- What you have to do -
Repeat the records exactly. Every line must match.

- Data supplied -

--- Start ---

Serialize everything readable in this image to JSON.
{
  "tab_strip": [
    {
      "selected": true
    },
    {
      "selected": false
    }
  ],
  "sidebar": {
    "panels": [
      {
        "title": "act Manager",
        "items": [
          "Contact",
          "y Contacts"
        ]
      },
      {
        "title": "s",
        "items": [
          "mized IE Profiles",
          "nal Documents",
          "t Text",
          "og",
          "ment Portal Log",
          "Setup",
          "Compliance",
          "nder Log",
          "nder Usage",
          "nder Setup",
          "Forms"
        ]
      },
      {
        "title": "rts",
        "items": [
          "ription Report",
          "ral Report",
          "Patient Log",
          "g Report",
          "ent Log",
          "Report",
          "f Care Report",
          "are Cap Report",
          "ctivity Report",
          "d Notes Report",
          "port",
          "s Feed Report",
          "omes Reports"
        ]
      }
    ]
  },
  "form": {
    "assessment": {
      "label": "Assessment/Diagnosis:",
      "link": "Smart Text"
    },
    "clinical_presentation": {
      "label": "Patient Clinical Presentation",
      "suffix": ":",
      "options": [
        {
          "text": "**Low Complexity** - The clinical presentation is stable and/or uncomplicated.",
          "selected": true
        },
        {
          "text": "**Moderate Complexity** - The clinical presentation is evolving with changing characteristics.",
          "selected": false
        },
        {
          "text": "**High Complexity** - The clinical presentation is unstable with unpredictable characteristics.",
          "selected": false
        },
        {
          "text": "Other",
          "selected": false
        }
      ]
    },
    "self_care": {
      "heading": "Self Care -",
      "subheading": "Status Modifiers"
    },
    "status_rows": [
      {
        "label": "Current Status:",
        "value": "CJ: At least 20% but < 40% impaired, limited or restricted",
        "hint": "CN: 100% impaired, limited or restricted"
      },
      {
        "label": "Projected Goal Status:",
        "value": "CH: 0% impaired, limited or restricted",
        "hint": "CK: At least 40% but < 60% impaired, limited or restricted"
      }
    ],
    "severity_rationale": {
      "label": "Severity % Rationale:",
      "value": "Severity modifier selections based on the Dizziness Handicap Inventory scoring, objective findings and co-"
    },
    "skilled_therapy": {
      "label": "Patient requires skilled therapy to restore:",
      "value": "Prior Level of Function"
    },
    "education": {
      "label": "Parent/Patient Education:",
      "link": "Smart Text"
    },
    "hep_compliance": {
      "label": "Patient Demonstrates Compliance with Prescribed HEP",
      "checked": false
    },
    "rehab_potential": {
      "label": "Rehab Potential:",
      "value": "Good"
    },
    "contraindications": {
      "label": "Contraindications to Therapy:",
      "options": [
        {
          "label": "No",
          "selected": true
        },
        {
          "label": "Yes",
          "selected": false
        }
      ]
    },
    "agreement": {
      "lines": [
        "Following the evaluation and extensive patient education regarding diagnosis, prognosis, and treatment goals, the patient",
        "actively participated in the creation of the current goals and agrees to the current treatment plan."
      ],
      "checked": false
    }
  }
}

--- End ---

- In response -
Serialize everything readable in this image to JSON.
{
  "tab_strip": [
    {
      "selected": true
    },
    {
      "selected": false
    }
  ],
  "sidebar": {
    "panels": [
      {
        "title": "act Manager",
        "items": [
          "Contact",
          "y Contacts"
        ]
      },
      {
        "title": "s",
        "items": [
          "mized IE Profiles",
          "nal Documents",
          "t Text",
          "og",
          "ment Portal Log",
          "Setup",
          "Compliance",
          "nder Log",
          "nder Usage",
          "nder Setup",
          "Forms"
        ]
      },
      {
        "title": "rts",
        "items": [
          "ription Report",
          "ral Report",
          "Patient Log",
          "g Report",
          "ent Log",
          "Report",
          "f Care Report",
          "are Cap Report",
          "ctivity Report",
          "d Notes Report",
          "port",
          "s Feed Report",
          "omes Reports"
        ]
      }
    ]
  },
  "form": {
    "assessment": {
      "label": "Assessment/Diagnosis:",
      "link": "Smart Text"
    },
    "clinical_presentation": {
      "label": "Patient Clinical Presentation",
      "suffix": ":",
      "options": [
        {
          "text": "**Low Complexity** - The clinical presentation is stable and/or uncomplicated.",
          "selected": true
        },
        {
          "text": "**Moderate Complexity** - The clinical presentation is evolving with changing characteristics.",
          "selected": false
        },
        {
          "text": "**High Complexity** - The clinical presentation is unstable with unpredictable characteristics.",
          "selected": false
        },
        {
          "text": "Other",
          "selected": false
        }
      ]
    },
    "self_care": {
      "heading": "Self Care -",
      "subheading": "Status Modifiers"
    },
    "status_rows": [
      {
        "label": "Current Status:",
        "value": "CJ: At least 20% but < 40% impaired, limited or restricted",
        "hint": "CN: 100% impaired, limited or restricted"
      },
      {
        "label": "Projected Goal Status:",
        "value": "CH: 0% impaired, limited or restricted",
        "hint": "CK: At least 40% but < 60% impaired, limited or restricted"
      }
    ],
    "severity_rationale": {
      "label": "Severity % Rationale:",
      "value": "Severity modifier selections based on the Dizziness Handicap Inventory scoring, objective findings and co-"
    },
    "skilled_therapy": {
      "label": "Patient requires skilled therapy to restore:",
      "value": "Prior Level of Function"
    },
    "education": {
      "label": "Parent/Patient Education:",
      "link": "Smart Text"
    },
    "hep_compliance": {
      "label": "Patient Demonstrates Compliance with Prescribed HEP",
      "checked": false
    },
    "rehab_potential": {
      "label": "Rehab Potential:",
      "value": "Good"
    },
    "contraindications": {
      "label": "Contraindications to Therapy:",
      "options": [
        {
          "label": "No",
          "selected": true
        },
        {
          "label": "Yes",
          "selected": false
        }
      ]
    },
    "agreement": {
      "lines": [
        "Following the evaluation and extensive patient education regarding diagnosis, prognosis, and treatment goals, the patient",
        "actively participated in the creation of the current goals and agrees to the current treatment plan."
      ],
      "checked": false
    }
  }
}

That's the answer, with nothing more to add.